#### [THE EXERCISE]
Copy each line below in which the word "unfurnished" occurs.

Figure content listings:
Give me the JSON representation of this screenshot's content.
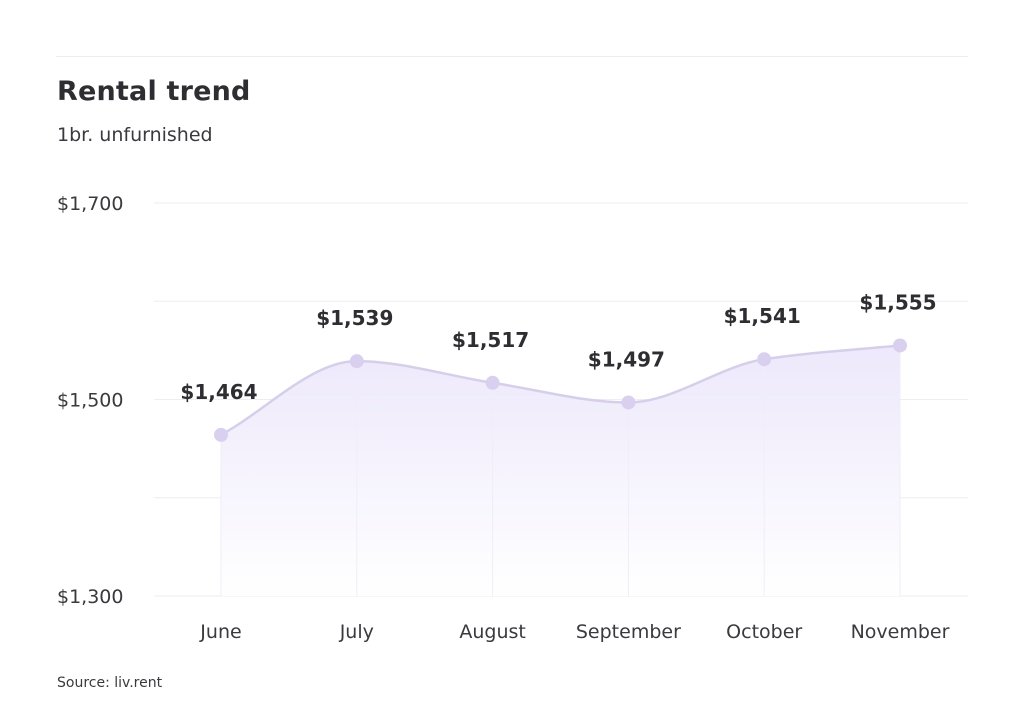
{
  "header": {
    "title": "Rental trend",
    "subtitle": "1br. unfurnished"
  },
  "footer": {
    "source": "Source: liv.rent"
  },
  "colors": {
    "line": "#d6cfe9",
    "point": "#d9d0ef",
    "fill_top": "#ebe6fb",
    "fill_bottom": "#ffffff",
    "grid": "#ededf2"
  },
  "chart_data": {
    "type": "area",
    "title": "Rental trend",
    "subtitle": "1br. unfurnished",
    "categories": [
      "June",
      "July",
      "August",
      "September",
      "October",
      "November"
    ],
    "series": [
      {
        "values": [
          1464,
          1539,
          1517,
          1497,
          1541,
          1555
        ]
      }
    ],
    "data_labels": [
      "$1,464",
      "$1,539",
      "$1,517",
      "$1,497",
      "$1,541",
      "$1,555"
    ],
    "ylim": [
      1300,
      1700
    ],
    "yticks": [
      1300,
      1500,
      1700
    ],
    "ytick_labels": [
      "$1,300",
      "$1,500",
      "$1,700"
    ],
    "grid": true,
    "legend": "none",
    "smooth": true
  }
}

--

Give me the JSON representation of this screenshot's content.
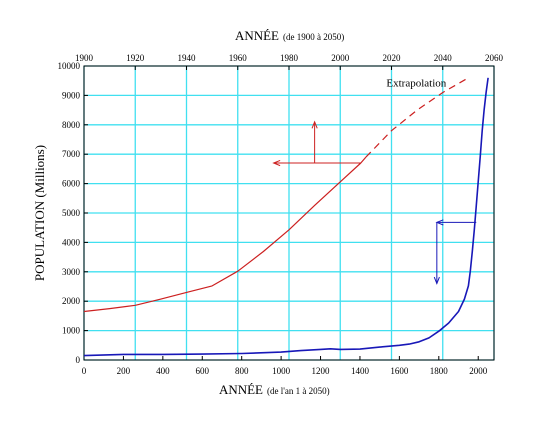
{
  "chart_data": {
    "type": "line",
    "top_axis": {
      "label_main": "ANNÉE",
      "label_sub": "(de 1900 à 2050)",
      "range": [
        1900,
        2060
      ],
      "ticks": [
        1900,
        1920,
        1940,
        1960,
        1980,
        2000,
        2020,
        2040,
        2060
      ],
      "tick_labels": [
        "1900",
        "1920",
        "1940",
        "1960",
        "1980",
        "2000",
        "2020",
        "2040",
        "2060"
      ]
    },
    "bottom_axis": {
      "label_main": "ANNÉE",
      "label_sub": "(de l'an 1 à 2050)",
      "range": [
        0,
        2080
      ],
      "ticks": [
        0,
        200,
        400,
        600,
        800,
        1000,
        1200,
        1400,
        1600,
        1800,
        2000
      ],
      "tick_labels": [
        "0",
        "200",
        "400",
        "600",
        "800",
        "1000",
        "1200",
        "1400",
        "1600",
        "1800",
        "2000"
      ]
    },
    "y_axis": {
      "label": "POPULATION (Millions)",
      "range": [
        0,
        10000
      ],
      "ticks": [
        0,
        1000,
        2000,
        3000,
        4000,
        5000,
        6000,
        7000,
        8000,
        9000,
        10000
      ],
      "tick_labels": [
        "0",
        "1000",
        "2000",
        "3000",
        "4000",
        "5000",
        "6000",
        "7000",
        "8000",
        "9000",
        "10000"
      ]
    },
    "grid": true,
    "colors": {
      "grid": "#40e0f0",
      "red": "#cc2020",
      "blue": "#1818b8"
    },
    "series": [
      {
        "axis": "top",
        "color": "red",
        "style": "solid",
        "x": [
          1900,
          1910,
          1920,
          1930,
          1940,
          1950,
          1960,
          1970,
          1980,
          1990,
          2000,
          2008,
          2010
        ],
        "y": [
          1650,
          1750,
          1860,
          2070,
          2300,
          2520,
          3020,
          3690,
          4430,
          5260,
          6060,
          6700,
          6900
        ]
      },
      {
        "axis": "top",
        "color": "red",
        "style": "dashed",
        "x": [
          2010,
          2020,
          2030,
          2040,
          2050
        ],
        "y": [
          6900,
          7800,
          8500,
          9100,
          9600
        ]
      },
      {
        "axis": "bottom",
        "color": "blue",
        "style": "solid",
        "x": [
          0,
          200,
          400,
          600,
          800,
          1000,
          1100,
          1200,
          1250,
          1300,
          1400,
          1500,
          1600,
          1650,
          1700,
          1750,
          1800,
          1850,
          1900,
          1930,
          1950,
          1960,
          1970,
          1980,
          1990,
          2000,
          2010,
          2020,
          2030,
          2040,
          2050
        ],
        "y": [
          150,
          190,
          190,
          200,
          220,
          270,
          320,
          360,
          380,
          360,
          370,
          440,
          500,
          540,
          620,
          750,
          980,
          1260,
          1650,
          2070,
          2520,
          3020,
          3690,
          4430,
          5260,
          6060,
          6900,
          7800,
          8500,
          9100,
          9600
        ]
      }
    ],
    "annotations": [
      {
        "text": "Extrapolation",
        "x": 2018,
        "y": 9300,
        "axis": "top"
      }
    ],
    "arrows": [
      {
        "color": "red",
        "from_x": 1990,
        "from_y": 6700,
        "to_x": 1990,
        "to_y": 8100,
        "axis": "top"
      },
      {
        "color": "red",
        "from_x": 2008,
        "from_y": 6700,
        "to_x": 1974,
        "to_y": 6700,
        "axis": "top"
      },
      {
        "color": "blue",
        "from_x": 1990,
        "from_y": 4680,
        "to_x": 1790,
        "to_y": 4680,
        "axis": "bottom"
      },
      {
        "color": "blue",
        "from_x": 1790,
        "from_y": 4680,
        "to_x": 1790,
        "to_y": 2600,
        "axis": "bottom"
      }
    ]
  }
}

#### [RESPONSE TO THIS EXERCISE]
    "subtitle": "1br. unfurnished"
    "subtitle": "1br. unfurnished",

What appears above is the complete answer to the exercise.